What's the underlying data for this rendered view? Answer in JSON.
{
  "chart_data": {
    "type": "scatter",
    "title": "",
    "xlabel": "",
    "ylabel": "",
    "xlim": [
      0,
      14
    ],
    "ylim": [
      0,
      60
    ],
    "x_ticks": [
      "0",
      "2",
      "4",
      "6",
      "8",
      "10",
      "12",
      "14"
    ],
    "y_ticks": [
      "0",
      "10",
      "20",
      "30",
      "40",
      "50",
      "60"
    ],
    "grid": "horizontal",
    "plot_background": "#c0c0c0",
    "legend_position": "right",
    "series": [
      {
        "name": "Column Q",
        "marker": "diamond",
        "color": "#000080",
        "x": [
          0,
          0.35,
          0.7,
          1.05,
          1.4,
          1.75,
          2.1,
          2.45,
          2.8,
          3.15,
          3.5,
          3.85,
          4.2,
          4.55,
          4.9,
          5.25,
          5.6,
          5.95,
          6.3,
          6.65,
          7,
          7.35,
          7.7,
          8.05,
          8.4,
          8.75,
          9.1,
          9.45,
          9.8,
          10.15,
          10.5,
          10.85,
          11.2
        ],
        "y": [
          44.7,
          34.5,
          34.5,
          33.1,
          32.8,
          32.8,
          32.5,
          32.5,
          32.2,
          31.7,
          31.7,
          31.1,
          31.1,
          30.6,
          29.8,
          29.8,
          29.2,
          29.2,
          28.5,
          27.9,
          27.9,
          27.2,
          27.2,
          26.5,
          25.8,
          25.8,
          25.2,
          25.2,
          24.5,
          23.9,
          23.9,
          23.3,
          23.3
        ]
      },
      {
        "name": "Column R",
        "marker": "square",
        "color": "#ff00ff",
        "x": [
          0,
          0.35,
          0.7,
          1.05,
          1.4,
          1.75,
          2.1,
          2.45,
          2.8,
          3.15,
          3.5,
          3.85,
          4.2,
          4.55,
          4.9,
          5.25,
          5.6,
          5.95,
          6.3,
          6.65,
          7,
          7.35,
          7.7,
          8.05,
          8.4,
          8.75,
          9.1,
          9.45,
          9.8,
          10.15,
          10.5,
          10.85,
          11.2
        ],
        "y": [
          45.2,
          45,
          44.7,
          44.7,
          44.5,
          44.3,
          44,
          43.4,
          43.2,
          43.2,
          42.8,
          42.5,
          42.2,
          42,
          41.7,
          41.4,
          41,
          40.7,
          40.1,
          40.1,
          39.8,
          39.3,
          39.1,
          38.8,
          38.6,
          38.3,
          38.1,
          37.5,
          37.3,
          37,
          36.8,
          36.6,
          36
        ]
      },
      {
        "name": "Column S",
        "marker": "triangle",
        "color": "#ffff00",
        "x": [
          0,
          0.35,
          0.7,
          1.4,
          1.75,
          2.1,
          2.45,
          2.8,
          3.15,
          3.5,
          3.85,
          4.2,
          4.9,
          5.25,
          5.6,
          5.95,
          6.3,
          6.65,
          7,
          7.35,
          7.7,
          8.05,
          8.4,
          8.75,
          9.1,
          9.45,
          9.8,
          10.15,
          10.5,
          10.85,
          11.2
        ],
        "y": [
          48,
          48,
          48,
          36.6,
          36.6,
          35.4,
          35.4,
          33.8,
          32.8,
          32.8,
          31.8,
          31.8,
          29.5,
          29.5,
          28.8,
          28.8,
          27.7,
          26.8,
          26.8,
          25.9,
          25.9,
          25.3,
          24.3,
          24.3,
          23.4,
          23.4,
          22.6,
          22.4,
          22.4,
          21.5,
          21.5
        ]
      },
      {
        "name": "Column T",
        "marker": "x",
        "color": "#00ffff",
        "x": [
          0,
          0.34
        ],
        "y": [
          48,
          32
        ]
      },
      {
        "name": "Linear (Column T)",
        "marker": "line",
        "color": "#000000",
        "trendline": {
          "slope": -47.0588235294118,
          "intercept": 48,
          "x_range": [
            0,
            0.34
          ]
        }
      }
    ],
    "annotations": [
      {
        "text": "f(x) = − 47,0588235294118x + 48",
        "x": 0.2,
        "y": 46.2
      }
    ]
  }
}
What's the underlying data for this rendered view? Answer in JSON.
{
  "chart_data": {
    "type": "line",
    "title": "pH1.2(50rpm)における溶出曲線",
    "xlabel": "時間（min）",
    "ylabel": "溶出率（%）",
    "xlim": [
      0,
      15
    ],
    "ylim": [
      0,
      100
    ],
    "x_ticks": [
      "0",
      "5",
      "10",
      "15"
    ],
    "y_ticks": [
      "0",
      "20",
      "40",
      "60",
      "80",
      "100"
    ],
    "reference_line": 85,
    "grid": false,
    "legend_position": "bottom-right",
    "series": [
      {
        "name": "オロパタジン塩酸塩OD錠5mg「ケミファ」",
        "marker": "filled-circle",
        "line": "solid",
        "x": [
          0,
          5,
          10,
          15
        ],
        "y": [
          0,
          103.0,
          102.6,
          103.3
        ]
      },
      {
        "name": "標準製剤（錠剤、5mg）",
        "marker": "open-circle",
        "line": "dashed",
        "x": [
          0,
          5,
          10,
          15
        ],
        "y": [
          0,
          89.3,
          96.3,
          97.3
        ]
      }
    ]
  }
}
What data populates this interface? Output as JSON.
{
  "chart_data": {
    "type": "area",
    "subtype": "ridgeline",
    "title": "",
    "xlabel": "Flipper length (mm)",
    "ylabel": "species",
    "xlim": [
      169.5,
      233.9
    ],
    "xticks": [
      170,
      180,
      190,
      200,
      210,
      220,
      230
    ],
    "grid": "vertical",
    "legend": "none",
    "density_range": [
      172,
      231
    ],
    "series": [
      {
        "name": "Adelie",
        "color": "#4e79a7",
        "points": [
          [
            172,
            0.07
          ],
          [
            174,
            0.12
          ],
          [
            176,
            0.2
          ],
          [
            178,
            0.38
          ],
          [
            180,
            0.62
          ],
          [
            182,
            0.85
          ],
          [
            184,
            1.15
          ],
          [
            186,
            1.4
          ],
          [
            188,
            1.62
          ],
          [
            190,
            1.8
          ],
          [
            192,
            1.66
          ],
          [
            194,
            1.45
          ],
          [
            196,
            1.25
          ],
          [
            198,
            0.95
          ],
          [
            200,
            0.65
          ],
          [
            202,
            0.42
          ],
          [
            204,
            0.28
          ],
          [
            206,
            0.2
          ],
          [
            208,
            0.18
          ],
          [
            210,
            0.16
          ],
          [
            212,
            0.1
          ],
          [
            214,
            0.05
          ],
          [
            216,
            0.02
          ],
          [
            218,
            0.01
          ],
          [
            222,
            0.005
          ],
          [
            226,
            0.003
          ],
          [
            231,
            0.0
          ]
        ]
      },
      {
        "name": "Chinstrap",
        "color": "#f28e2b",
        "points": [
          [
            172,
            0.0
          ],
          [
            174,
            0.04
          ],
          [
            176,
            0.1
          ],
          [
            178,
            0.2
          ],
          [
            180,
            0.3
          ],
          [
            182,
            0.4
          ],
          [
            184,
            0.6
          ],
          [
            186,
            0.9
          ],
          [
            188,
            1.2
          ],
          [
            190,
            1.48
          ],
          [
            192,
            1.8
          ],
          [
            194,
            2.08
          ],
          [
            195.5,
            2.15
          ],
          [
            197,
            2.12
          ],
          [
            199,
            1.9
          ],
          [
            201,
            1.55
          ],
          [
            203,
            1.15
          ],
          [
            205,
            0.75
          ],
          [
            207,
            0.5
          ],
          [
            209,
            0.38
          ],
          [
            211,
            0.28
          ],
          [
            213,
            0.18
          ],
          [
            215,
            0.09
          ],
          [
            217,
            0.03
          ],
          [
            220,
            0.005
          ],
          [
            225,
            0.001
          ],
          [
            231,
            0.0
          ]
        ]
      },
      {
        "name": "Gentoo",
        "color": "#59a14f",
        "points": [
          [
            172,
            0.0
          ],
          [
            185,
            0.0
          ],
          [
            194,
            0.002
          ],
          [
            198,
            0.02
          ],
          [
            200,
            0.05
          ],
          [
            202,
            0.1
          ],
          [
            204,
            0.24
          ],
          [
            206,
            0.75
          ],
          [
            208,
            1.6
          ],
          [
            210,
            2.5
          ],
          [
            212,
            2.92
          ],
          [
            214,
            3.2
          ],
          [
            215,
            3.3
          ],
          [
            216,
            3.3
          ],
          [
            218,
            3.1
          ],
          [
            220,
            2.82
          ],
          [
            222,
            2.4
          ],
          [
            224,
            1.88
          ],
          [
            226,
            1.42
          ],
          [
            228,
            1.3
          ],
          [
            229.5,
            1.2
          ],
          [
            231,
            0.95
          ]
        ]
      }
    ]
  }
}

◆ REQUIRED TASK
What is the number of lines in the records that contain the word "marker"? Answer with the number and nothing else.

◆ REPLY
7